:: Extracted records ::
— start —

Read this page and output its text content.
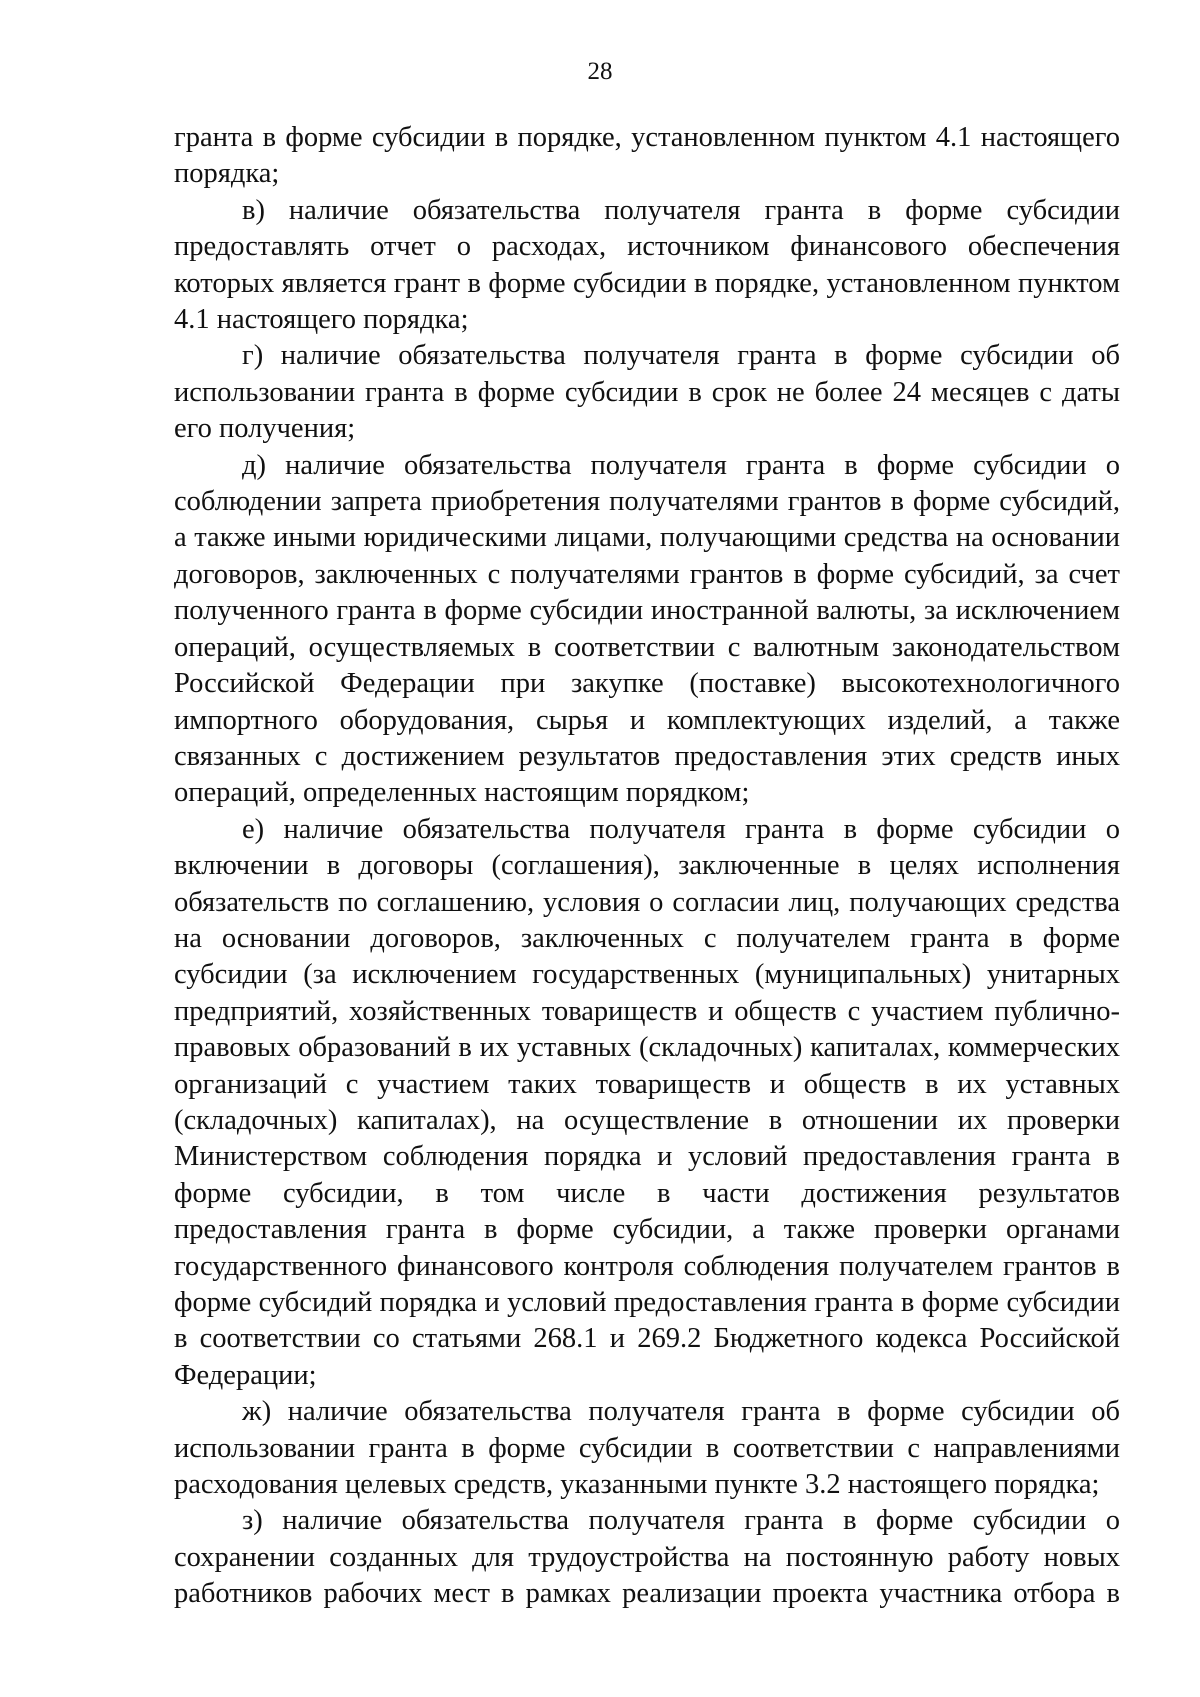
28

гранта в форме субсидии в порядке, установленном пунктом 4.1 настоящего порядка;

в) наличие обязательства получателя гранта в форме субсидии предоставлять отчет о расходах, источником финансового обеспечения которых является грант в форме субсидии в порядке, установленном пунктом 4.1 настоящего порядка;

г) наличие обязательства получателя гранта в форме субсидии об использовании гранта в форме субсидии в срок не более 24 месяцев с даты его получения;

д) наличие обязательства получателя гранта в форме субсидии о соблюдении запрета приобретения получателями грантов в форме субсидий, а также иными юридическими лицами, получающими средства на основании договоров, заключенных с получателями грантов в форме субсидий, за счет полученного гранта в форме субсидии иностранной валюты, за исключением операций, осуществляемых в соответствии с валютным законодательством Российской Федерации при закупке (поставке) высокотехнологичного импортного оборудования, сырья и комплектующих изделий, а также связанных с достижением результатов предоставления этих средств иных операций, определенных настоящим порядком;

е) наличие обязательства получателя гранта в форме субсидии о включении в договоры (соглашения), заключенные в целях исполнения обязательств по соглашению, условия о согласии лиц, получающих средства на основании договоров, заключенных с получателем гранта в форме субсидии (за исключением государственных (муниципальных) унитарных предприятий, хозяйственных товариществ и обществ с участием публично-правовых образований в их уставных (складочных) капиталах, коммерческих организаций с участием таких товариществ и обществ в их уставных (складочных) капиталах), на осуществление в отношении их проверки Министерством соблюдения порядка и условий предоставления гранта в форме субсидии, в том числе в части достижения результатов предоставления гранта в форме субсидии, а также проверки органами государственного финансового контроля соблюдения получателем грантов в форме субсидий порядка и условий предоставления гранта в форме субсидии в соответствии со статьями 268.1 и 269.2 Бюджетного кодекса Российской Федерации;

ж) наличие обязательства получателя гранта в форме субсидии об использовании гранта в форме субсидии в соответствии с направлениями расходования целевых средств, указанными пункте 3.2 настоящего порядка;

з) наличие обязательства получателя гранта в форме субсидии о сохранении созданных для трудоустройства на постоянную работу новых работников рабочих мест в рамках реализации проекта участника отбора в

— end —

Pictures are excluded; repeat every record exactly.

Read this page and output its text content.
28

гранта в форме субсидии в порядке, установленном пунктом 4.1 настоящего порядка;

в) наличие обязательства получателя гранта в форме субсидии предоставлять отчет о расходах, источником финансового обеспечения которых является грант в форме субсидии в порядке, установленном пунктом 4.1 настоящего порядка;

г) наличие обязательства получателя гранта в форме субсидии об использовании гранта в форме субсидии в срок не более 24 месяцев с даты его получения;

д) наличие обязательства получателя гранта в форме субсидии о соблюдении запрета приобретения получателями грантов в форме субсидий, а также иными юридическими лицами, получающими средства на основании договоров, заключенных с получателями грантов в форме субсидий, за счет полученного гранта в форме субсидии иностранной валюты, за исключением операций, осуществляемых в соответствии с валютным законодательством Российской Федерации при закупке (поставке) высокотехнологичного импортного оборудования, сырья и комплектующих изделий, а также связанных с достижением результатов предоставления этих средств иных операций, определенных настоящим порядком;

е) наличие обязательства получателя гранта в форме субсидии о включении в договоры (соглашения), заключенные в целях исполнения обязательств по соглашению, условия о согласии лиц, получающих средства на основании договоров, заключенных с получателем гранта в форме субсидии (за исключением государственных (муниципальных) унитарных предприятий, хозяйственных товариществ и обществ с участием публично-правовых образований в их уставных (складочных) капиталах, коммерческих организаций с участием таких товариществ и обществ в их уставных (складочных) капиталах), на осуществление в отношении их проверки Министерством соблюдения порядка и условий предоставления гранта в форме субсидии, в том числе в части достижения результатов предоставления гранта в форме субсидии, а также проверки органами государственного финансового контроля соблюдения получателем грантов в форме субсидий порядка и условий предоставления гранта в форме субсидии в соответствии со статьями 268.1 и 269.2 Бюджетного кодекса Российской Федерации;

ж) наличие обязательства получателя гранта в форме субсидии об использовании гранта в форме субсидии в соответствии с направлениями расходования целевых средств, указанными пункте 3.2 настоящего порядка;

з) наличие обязательства получателя гранта в форме субсидии о сохранении созданных для трудоустройства на постоянную работу новых работников рабочих мест в рамках реализации проекта участника отбора в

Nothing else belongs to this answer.